START Provided material

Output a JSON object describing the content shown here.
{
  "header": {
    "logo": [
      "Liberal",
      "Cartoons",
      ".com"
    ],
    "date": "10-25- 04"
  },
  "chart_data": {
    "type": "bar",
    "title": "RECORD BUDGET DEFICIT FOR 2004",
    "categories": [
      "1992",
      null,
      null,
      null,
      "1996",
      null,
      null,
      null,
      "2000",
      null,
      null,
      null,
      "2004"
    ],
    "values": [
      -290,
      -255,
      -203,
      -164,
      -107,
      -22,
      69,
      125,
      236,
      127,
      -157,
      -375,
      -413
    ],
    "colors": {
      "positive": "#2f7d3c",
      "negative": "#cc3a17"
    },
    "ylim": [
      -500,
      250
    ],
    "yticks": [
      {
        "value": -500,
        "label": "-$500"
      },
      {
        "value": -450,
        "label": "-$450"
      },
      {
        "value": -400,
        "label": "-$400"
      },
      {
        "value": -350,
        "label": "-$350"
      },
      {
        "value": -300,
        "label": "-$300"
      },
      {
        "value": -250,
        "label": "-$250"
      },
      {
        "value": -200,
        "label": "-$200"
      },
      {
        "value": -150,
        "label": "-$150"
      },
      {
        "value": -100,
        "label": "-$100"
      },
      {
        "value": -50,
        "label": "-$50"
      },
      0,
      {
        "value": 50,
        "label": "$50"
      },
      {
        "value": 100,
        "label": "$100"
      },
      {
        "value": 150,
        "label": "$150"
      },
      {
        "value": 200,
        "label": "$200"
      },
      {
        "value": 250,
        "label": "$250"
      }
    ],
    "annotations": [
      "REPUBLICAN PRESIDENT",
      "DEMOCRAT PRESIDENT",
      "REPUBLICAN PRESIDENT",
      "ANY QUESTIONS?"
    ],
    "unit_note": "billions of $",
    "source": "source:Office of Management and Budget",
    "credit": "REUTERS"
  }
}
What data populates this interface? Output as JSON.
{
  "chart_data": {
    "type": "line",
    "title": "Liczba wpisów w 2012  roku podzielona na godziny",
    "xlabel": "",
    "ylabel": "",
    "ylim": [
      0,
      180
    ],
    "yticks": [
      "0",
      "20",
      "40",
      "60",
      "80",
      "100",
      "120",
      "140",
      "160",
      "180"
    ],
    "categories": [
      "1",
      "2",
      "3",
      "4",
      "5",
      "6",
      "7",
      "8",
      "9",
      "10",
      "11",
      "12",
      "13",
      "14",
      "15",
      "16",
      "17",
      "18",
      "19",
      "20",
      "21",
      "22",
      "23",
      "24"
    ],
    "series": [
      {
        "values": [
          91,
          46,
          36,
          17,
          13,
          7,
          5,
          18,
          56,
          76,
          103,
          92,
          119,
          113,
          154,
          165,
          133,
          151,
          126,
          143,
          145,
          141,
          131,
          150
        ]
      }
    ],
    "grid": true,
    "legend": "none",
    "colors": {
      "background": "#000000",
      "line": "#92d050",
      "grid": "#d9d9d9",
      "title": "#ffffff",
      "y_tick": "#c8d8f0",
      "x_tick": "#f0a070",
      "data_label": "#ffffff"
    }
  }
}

END Provided material

Description of the task = In the lines above, locate the string "JSON". Copy every line where it occurs.

Complete response =
Output a JSON object describing the content shown here.
What data populates this interface? Output as JSON.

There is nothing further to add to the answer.